§ Work required:
Each record below is to be copied word for word, with pictures removed.

-=-=-

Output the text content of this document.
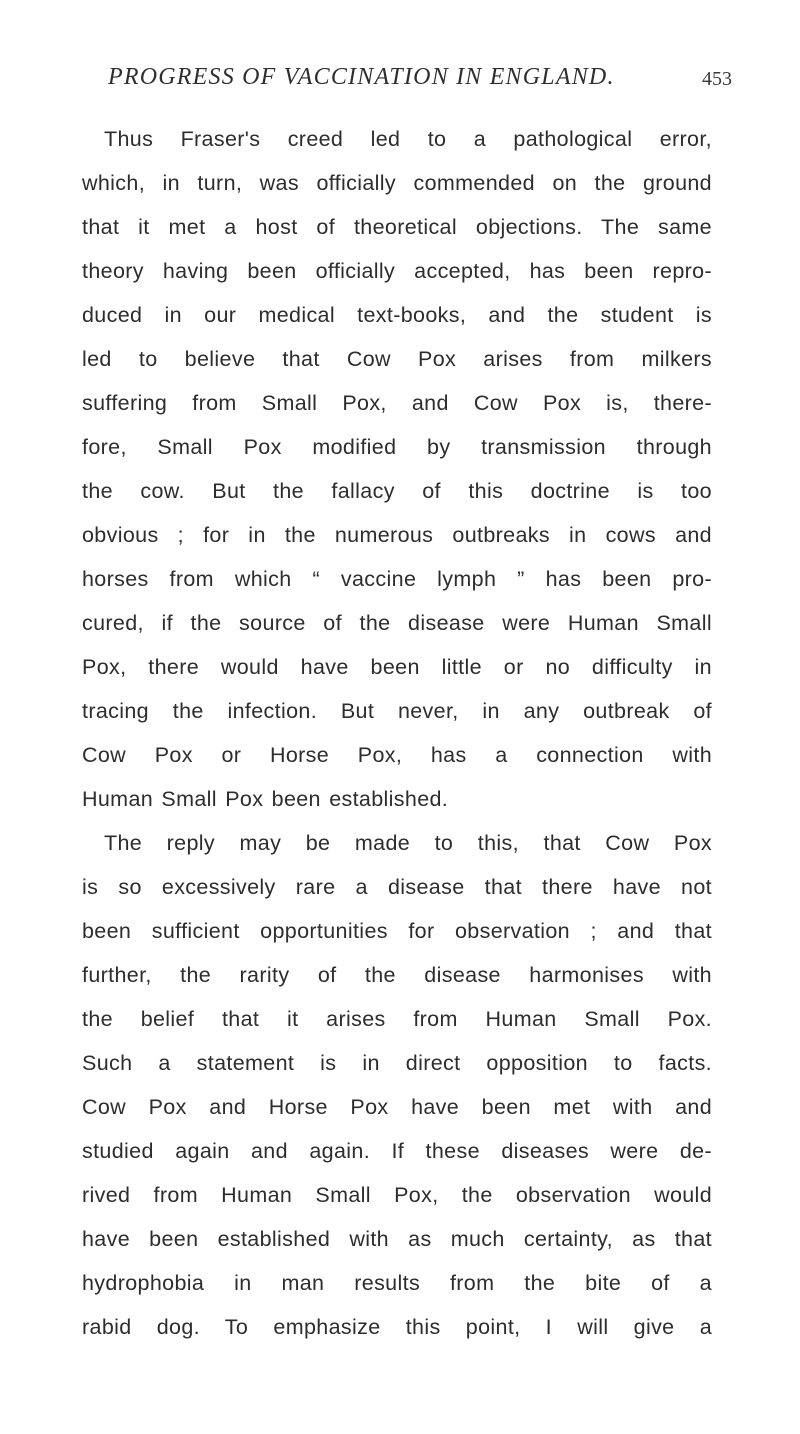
PROGRESS OF VACCINATION IN ENGLAND.	453
Thus Fraser's creed led to a pathological error,
which, in turn, was officially commended on the ground
that it met a host of theoretical objections. The same
theory having been officially accepted, has been repro-
duced in our medical text-books, and the student is
led to believe that Cow Pox arises from milkers
suffering from Small Pox, and Cow Pox is, there-
fore, Small Pox modified by transmission through
the cow. But the fallacy of this doctrine is too
obvious ; for in the numerous outbreaks in cows and
horses from which “ vaccine lymph ” has been pro-
cured, if the source of the disease were Human Small
Pox, there would have been little or no difficulty in
tracing the infection. But never, in any outbreak of
Cow Pox or Horse Pox, has a connection with
Human Small Pox been established.
The reply may be made to this, that Cow Pox
is so excessively rare a disease that there have not
been sufficient opportunities for observation ; and that
further, the rarity of the disease harmonises with
the belief that it arises from Human Small Pox.
Such a statement is in direct opposition to facts.
Cow Pox and Horse Pox have been met with and
studied again and again. If these diseases were de-
rived from Human Small Pox, the observation would
have been established with as much certainty, as that
hydrophobia in man results from the bite of a
rabid dog. To emphasize this point, I will give a
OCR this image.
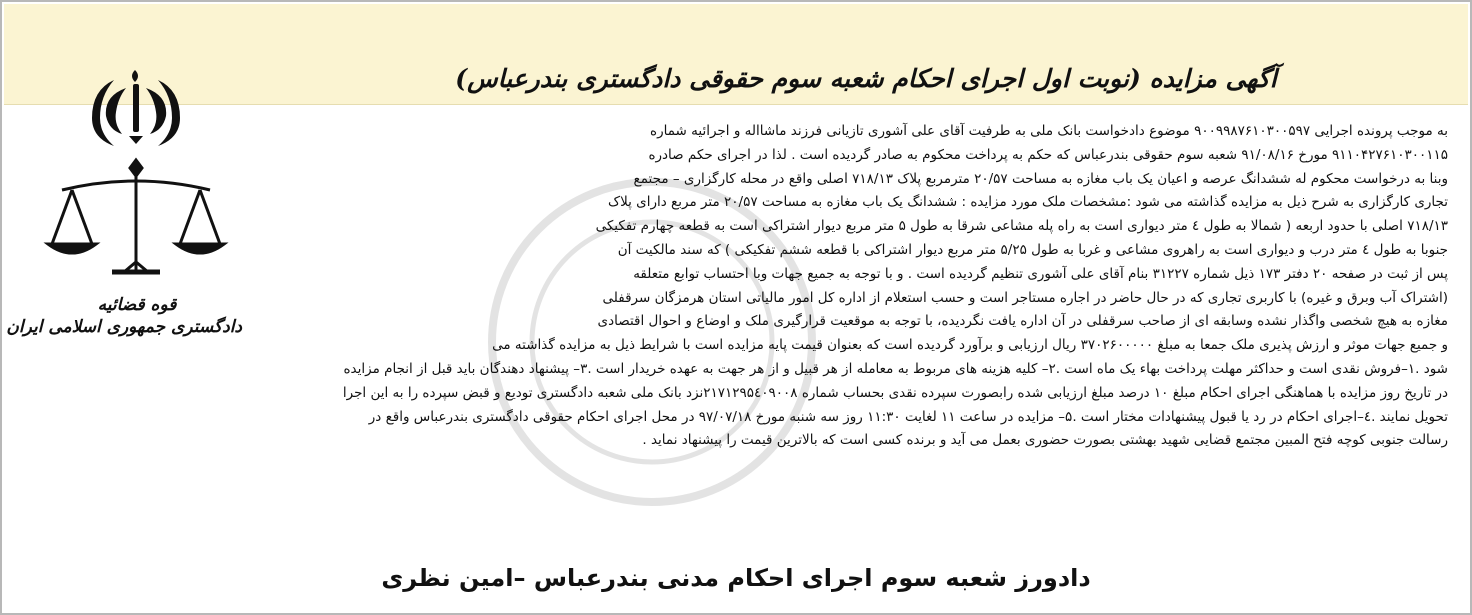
آگهی مزایده (نوبت اول اجرای احکام شعبه سوم حقوقی دادگستری بندرعباس)
قوه قضائیه
دادگستری جمهوری اسلامی ایران
به موجب پرونده اجرایی ۹۰۰۹۹۸۷۶۱۰۳۰۰۵۹۷ موضوع دادخواست بانک ملی به طرفیت آقای علی آشوری تازیانی فرزند ماشااله و اجرائیه شماره
۹۱۱۰۴۲۷۶۱۰۳۰۰۱۱۵ مورخ ۹۱/۰۸/۱۶ شعبه سوم حقوقی بندرعباس که حکم به پرداخت محکوم به صادر گردیده است . لذا در اجرای حکم صادره
وبنا به درخواست محکوم له ششدانگ عرصه و اعیان یک باب مغازه به مساحت ۲۰/۵۷ مترمربع پلاک ۷۱۸/۱۳ اصلی واقع در محله کارگزاری – مجتمع
تجاری کارگزاری به شرح ذیل به مزایده گذاشته می شود :مشخصات ملک مورد مزایده : ششدانگ یک باب مغازه به مساحت ۲۰/۵۷ متر مربع دارای پلاک
۷۱۸/۱۳ اصلی با حدود اربعه ( شمالا به طول ٤ متر دیواری است به راه پله مشاعی شرقا به طول ۵ متر مربع دیوار اشتراکی است به قطعه چهارم تفکیکی
جنوبا به طول ٤ متر درب و دیواری است به راهروی مشاعی و غربا به طول ۵/۲۵ متر مربع دیوار اشتراکی با قطعه ششم تفکیکی ) که سند مالکیت آن
پس از ثبت در صفحه ۲۰ دفتر ۱۷۳ ذیل شماره ۳۱۲۲۷ بنام آقای علی آشوری تنظیم گردیده است . و با توجه به جمیع جهات وبا احتساب توابع متعلقه
(اشتراک آب وبرق و غیره) با کاربری تجاری که در حال حاضر در اجاره مستاجر است و حسب استعلام از اداره کل امور مالیاتی استان هرمزگان سرقفلی
مغازه به هیچ شخصی واگذار نشده وسابقه ای از صاحب سرقفلی در آن اداره یافت نگردیده، با توجه به موقعیت قرارگیری ملک و اوضاع و احوال اقتصادی
و جمیع جهات موثر و ارزش پذیری ملک جمعا به مبلغ ۳۷۰۲۶۰۰۰۰۰ ریال ارزیابی و برآورد گردیده است که بعنوان قیمت پایه مزایده است با شرایط ذیل به مزایده گذاشته می
شود .۱–فروش نقدی است و حداکثر مهلت پرداخت بهاء یک ماه است .۲– کلیه هزینه های مربوط به معامله از هر قبیل و از هر جهت به عهده خریدار است .۳– پیشنهاد دهندگان باید قبل از انجام مزایده
در تاریخ روز مزایده با هماهنگی اجرای احکام مبلغ ۱۰ درصد مبلغ ارزیابی شده رابصورت سپرده نقدی بحساب شماره ۲۱۷۱۲۹۵٤۰۹۰۰۸نزد بانک ملی شعبه دادگستری تودیع و قبض سپرده را به این اجرا
تحویل نمایند .٤–اجرای احکام در رد یا قبول پیشنهادات مختار است .۵– مزایده در ساعت ۱۱ لغایت ۱۱:۳۰ روز سه شنبه مورخ ۹۷/۰۷/۱۸ در محل اجرای احکام حقوقی دادگستری بندرعباس واقع در
رسالت جنوبی کوچه فتح المبین مجتمع قضایی شهید بهشتی بصورت حضوری بعمل می آید و برنده کسی است که بالاترین قیمت را پیشنهاد نماید .
دادورز شعبه سوم اجرای احکام مدنی بندرعباس –امین نظری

-=-=-

§ Written response:
Output the text content of this document.
PROGRESS OF VACCINATION IN ENGLAND.	453
Thus Fraser's creed led to a pathological error,
which, in turn, was officially commended on the ground
that it met a host of theoretical objections. The same
theory having been officially accepted, has been repro-
duced in our medical text-books, and the student is
led to believe that Cow Pox arises from milkers
suffering from Small Pox, and Cow Pox is, there-
fore, Small Pox modified by transmission through
the cow. But the fallacy of this doctrine is too
obvious ; for in the numerous outbreaks in cows and
horses from which “ vaccine lymph ” has been pro-
cured, if the source of the disease were Human Small
Pox, there would have been little or no difficulty in
tracing the infection. But never, in any outbreak of
Cow Pox or Horse Pox, has a connection with
Human Small Pox been established.
The reply may be made to this, that Cow Pox
is so excessively rare a disease that there have not
been sufficient opportunities for observation ; and that
further, the rarity of the disease harmonises with
the belief that it arises from Human Small Pox.
Such a statement is in direct opposition to facts.
Cow Pox and Horse Pox have been met with and
studied again and again. If these diseases were de-
rived from Human Small Pox, the observation would
have been established with as much certainty, as that
hydrophobia in man results from the bite of a
rabid dog. To emphasize this point, I will give a
OCR this image.
آگهی مزایده (نوبت اول اجرای احکام شعبه سوم حقوقی دادگستری بندرعباس)
قوه قضائیه
دادگستری جمهوری اسلامی ایران
به موجب پرونده اجرایی ۹۰۰۹۹۸۷۶۱۰۳۰۰۵۹۷ موضوع دادخواست بانک ملی به طرفیت آقای علی آشوری تازیانی فرزند ماشااله و اجرائیه شماره
۹۱۱۰۴۲۷۶۱۰۳۰۰۱۱۵ مورخ ۹۱/۰۸/۱۶ شعبه سوم حقوقی بندرعباس که حکم به پرداخت محکوم به صادر گردیده است . لذا در اجرای حکم صادره
وبنا به درخواست محکوم له ششدانگ عرصه و اعیان یک باب مغازه به مساحت ۲۰/۵۷ مترمربع پلاک ۷۱۸/۱۳ اصلی واقع در محله کارگزاری – مجتمع
تجاری کارگزاری به شرح ذیل به مزایده گذاشته می شود :مشخصات ملک مورد مزایده : ششدانگ یک باب مغازه به مساحت ۲۰/۵۷ متر مربع دارای پلاک
۷۱۸/۱۳ اصلی با حدود اربعه ( شمالا به طول ٤ متر دیواری است به راه پله مشاعی شرقا به طول ۵ متر مربع دیوار اشتراکی است به قطعه چهارم تفکیکی
جنوبا به طول ٤ متر درب و دیواری است به راهروی مشاعی و غربا به طول ۵/۲۵ متر مربع دیوار اشتراکی با قطعه ششم تفکیکی ) که سند مالکیت آن
پس از ثبت در صفحه ۲۰ دفتر ۱۷۳ ذیل شماره ۳۱۲۲۷ بنام آقای علی آشوری تنظیم گردیده است . و با توجه به جمیع جهات وبا احتساب توابع متعلقه
(اشتراک آب وبرق و غیره) با کاربری تجاری که در حال حاضر در اجاره مستاجر است و حسب استعلام از اداره کل امور مالیاتی استان هرمزگان سرقفلی
مغازه به هیچ شخصی واگذار نشده وسابقه ای از صاحب سرقفلی در آن اداره یافت نگردیده، با توجه به موقعیت قرارگیری ملک و اوضاع و احوال اقتصادی
و جمیع جهات موثر و ارزش پذیری ملک جمعا به مبلغ ۳۷۰۲۶۰۰۰۰۰ ریال ارزیابی و برآورد گردیده است که بعنوان قیمت پایه مزایده است با شرایط ذیل به مزایده گذاشته می
شود .۱–فروش نقدی است و حداکثر مهلت پرداخت بهاء یک ماه است .۲– کلیه هزینه های مربوط به معامله از هر قبیل و از هر جهت به عهده خریدار است .۳– پیشنهاد دهندگان باید قبل از انجام مزایده
در تاریخ روز مزایده با هماهنگی اجرای احکام مبلغ ۱۰ درصد مبلغ ارزیابی شده رابصورت سپرده نقدی بحساب شماره ۲۱۷۱۲۹۵٤۰۹۰۰۸نزد بانک ملی شعبه دادگستری تودیع و قبض سپرده را به این اجرا
تحویل نمایند .٤–اجرای احکام در رد یا قبول پیشنهادات مختار است .۵– مزایده در ساعت ۱۱ لغایت ۱۱:۳۰ روز سه شنبه مورخ ۹۷/۰۷/۱۸ در محل اجرای احکام حقوقی دادگستری بندرعباس واقع در
رسالت جنوبی کوچه فتح المبین مجتمع قضایی شهید بهشتی بصورت حضوری بعمل می آید و برنده کسی است که بالاترین قیمت را پیشنهاد نماید .
دادورز شعبه سوم اجرای احکام مدنی بندرعباس –امین نظری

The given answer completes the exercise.